Extract all lines in the data that contain the word "Finish".

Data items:
- - -

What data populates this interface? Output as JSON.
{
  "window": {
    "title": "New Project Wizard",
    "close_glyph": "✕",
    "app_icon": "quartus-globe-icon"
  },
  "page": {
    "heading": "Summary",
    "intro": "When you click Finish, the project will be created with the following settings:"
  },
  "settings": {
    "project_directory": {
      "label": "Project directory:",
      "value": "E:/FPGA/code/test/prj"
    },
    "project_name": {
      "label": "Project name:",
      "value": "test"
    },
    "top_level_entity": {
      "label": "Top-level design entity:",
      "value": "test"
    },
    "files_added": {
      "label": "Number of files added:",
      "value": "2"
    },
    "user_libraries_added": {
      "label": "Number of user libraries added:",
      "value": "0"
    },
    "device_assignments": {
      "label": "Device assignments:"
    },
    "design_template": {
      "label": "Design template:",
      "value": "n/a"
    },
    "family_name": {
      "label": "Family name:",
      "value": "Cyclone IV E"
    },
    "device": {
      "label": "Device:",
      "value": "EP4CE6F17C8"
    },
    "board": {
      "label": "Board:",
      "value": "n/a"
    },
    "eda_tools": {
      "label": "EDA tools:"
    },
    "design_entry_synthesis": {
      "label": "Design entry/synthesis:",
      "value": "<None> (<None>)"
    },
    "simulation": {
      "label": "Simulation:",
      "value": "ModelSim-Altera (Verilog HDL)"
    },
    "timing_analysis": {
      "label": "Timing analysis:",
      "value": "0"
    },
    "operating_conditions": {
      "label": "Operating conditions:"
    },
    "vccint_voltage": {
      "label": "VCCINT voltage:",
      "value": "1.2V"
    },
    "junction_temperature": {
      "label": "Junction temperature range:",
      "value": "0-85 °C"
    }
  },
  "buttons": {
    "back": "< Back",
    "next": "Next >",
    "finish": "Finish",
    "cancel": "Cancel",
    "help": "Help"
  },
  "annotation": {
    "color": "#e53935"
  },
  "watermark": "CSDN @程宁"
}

- - -

WRITTEN RESPONSE:
    "intro": "When you click Finish, the project will be created with the following settings:"
    "finish": "Finish",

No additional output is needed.